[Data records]
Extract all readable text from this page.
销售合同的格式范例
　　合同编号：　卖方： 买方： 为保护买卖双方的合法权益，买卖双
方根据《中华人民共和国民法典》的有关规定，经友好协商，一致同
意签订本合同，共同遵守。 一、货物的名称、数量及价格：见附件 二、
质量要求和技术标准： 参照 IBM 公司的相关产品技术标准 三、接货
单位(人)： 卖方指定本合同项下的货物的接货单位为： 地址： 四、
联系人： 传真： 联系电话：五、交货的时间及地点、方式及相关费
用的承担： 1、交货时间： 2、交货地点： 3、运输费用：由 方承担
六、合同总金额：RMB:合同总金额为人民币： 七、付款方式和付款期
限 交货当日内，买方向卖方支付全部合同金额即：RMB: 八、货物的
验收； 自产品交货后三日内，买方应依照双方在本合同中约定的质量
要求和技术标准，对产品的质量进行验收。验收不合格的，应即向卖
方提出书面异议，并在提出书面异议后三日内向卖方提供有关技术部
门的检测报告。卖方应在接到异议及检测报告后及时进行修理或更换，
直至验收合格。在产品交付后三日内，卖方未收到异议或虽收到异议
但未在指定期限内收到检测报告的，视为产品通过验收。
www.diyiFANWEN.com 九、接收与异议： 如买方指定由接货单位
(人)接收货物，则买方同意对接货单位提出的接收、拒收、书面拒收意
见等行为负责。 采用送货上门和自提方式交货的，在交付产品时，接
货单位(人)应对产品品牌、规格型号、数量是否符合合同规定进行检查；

** DIRECTIONS **
Every line above should be printed again exactly as it stands.

** SOLUTION TO THIS EXERCISE **
Extract all readable text from this page.
销售合同的格式范例
　　合同编号：　卖方： 买方： 为保护买卖双方的合法权益，买卖双
方根据《中华人民共和国民法典》的有关规定，经友好协商，一致同
意签订本合同，共同遵守。 一、货物的名称、数量及价格：见附件 二、
质量要求和技术标准： 参照 IBM 公司的相关产品技术标准 三、接货
单位(人)： 卖方指定本合同项下的货物的接货单位为： 地址： 四、
联系人： 传真： 联系电话：五、交货的时间及地点、方式及相关费
用的承担： 1、交货时间： 2、交货地点： 3、运输费用：由 方承担
六、合同总金额：RMB:合同总金额为人民币： 七、付款方式和付款期
限 交货当日内，买方向卖方支付全部合同金额即：RMB: 八、货物的
验收； 自产品交货后三日内，买方应依照双方在本合同中约定的质量
要求和技术标准，对产品的质量进行验收。验收不合格的，应即向卖
方提出书面异议，并在提出书面异议后三日内向卖方提供有关技术部
门的检测报告。卖方应在接到异议及检测报告后及时进行修理或更换，
直至验收合格。在产品交付后三日内，卖方未收到异议或虽收到异议
但未在指定期限内收到检测报告的，视为产品通过验收。
www.diyiFANWEN.com 九、接收与异议： 如买方指定由接货单位
(人)接收货物，则买方同意对接货单位提出的接收、拒收、书面拒收意
见等行为负责。 采用送货上门和自提方式交货的，在交付产品时，接
货单位(人)应对产品品牌、规格型号、数量是否符合合同规定进行检查；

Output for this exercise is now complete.